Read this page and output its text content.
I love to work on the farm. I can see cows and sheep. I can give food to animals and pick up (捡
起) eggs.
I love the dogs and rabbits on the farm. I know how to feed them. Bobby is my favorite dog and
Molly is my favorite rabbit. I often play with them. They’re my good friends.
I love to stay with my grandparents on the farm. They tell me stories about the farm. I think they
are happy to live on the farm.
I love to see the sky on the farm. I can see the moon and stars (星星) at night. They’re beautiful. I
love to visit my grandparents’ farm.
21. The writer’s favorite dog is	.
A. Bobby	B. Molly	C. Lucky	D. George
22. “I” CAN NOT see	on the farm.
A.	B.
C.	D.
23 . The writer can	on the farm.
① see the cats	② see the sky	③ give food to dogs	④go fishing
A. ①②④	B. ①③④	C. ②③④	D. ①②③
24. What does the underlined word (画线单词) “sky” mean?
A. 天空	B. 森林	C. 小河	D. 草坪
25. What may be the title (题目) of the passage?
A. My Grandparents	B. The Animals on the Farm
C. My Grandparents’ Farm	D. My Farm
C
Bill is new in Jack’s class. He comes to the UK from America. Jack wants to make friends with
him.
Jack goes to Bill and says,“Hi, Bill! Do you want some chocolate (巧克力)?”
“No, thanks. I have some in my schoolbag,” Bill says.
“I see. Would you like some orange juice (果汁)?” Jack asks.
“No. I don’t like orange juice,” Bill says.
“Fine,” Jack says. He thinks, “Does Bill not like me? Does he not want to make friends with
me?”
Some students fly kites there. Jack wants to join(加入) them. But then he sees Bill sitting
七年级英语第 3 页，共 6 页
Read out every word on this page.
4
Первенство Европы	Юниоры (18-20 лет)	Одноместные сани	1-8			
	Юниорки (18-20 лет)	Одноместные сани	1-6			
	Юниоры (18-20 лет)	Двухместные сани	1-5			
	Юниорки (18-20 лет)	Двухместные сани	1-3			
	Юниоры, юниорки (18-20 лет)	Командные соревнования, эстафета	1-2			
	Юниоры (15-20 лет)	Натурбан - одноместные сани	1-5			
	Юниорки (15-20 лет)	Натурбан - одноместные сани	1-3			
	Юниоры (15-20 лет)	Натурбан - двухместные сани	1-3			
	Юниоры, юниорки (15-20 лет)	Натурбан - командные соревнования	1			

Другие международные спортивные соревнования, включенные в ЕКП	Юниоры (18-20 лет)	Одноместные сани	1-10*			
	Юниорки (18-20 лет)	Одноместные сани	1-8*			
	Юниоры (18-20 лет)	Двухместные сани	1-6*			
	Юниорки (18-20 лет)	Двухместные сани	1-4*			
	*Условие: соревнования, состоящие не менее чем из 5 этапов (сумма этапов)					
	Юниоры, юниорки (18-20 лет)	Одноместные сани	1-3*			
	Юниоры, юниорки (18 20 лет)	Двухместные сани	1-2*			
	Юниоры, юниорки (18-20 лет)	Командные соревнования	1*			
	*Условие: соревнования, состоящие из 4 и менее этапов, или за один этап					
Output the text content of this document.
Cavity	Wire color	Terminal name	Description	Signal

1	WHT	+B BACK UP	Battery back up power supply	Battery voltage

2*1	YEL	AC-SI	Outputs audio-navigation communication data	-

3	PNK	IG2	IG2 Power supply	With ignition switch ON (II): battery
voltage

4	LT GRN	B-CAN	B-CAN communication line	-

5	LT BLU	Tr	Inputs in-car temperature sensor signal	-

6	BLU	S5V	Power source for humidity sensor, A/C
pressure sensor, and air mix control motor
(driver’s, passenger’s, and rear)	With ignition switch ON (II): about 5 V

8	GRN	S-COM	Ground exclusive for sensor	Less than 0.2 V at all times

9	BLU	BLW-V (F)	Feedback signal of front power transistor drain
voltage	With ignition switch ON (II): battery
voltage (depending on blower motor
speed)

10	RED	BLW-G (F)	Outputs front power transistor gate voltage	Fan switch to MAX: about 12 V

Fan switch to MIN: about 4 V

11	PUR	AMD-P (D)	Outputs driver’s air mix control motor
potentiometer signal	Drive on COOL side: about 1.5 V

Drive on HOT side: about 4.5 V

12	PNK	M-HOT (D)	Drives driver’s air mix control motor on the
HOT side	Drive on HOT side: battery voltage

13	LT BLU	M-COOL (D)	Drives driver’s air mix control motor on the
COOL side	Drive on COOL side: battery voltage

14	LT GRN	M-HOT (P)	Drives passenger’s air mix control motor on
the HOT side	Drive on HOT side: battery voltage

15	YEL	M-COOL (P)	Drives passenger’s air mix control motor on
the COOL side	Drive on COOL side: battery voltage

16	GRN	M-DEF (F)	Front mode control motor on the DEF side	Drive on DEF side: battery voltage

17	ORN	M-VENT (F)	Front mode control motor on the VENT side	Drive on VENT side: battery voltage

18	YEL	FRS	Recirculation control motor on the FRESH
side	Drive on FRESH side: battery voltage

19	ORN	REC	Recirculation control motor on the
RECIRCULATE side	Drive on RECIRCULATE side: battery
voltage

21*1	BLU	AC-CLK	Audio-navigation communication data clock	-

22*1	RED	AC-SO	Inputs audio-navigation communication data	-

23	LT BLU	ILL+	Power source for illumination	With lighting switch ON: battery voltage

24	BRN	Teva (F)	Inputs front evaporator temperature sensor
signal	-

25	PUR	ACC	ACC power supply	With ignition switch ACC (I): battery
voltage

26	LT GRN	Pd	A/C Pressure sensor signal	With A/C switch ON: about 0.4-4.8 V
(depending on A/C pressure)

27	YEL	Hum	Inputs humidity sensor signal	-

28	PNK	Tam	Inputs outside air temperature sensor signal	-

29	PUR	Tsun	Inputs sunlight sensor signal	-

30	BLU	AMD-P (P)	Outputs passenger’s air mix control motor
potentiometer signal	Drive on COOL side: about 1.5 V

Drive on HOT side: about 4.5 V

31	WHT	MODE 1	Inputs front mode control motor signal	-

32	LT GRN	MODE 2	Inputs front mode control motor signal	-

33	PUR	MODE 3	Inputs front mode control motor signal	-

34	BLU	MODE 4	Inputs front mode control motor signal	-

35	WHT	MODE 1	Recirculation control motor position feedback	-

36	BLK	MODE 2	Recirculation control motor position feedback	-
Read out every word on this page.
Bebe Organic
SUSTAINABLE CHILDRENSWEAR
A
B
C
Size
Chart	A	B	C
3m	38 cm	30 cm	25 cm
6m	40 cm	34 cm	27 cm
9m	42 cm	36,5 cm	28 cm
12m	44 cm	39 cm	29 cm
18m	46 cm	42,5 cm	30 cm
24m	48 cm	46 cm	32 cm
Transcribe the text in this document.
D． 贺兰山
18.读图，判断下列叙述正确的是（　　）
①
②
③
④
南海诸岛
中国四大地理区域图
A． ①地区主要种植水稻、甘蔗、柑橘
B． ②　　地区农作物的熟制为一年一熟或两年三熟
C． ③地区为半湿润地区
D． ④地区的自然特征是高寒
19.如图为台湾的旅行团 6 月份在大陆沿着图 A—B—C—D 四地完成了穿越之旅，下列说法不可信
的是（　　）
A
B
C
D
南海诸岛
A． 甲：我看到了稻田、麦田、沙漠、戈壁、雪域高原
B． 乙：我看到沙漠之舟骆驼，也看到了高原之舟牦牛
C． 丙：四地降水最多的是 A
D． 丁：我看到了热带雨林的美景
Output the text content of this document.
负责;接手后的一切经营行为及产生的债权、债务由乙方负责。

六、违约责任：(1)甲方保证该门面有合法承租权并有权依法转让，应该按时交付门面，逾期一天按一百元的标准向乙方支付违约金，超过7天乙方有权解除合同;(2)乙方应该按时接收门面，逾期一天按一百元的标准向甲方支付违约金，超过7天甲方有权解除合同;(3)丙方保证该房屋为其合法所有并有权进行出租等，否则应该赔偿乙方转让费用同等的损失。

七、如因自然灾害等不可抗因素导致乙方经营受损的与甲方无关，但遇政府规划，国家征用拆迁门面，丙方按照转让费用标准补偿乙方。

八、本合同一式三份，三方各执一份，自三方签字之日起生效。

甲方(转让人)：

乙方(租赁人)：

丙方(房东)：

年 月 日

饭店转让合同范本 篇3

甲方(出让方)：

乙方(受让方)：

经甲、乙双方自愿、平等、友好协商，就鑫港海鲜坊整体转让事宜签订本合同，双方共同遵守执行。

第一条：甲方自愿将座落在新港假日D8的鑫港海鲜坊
----------
Task directions:
Produce an exact repeat of the lines from the one containing "Transcribe the text in this document." through the last line of the data, and nothing more.

Expected answer:
Transcribe the text in this document.
D． 贺兰山
18.读图，判断下列叙述正确的是（　　）
①
②
③
④
南海诸岛
中国四大地理区域图
A． ①地区主要种植水稻、甘蔗、柑橘
B． ②　　地区农作物的熟制为一年一熟或两年三熟
C． ③地区为半湿润地区
D． ④地区的自然特征是高寒
19.如图为台湾的旅行团 6 月份在大陆沿着图 A—B—C—D 四地完成了穿越之旅，下列说法不可信
的是（　　）
A
B
C
D
南海诸岛
A． 甲：我看到了稻田、麦田、沙漠、戈壁、雪域高原
B． 乙：我看到沙漠之舟骆驼，也看到了高原之舟牦牛
C． 丙：四地降水最多的是 A
D． 丁：我看到了热带雨林的美景
Output the text content of this document.
负责;接手后的一切经营行为及产生的债权、债务由乙方负责。

六、违约责任：(1)甲方保证该门面有合法承租权并有权依法转让，应该按时交付门面，逾期一天按一百元的标准向乙方支付违约金，超过7天乙方有权解除合同;(2)乙方应该按时接收门面，逾期一天按一百元的标准向甲方支付违约金，超过7天甲方有权解除合同;(3)丙方保证该房屋为其合法所有并有权进行出租等，否则应该赔偿乙方转让费用同等的损失。

七、如因自然灾害等不可抗因素导致乙方经营受损的与甲方无关，但遇政府规划，国家征用拆迁门面，丙方按照转让费用标准补偿乙方。

八、本合同一式三份，三方各执一份，自三方签字之日起生效。

甲方(转让人)：

乙方(租赁人)：

丙方(房东)：

年 月 日

饭店转让合同范本 篇3

甲方(出让方)：

乙方(受让方)：

经甲、乙双方自愿、平等、友好协商，就鑫港海鲜坊整体转让事宜签订本合同，双方共同遵守执行。

第一条：甲方自愿将座落在新港假日D8的鑫港海鲜坊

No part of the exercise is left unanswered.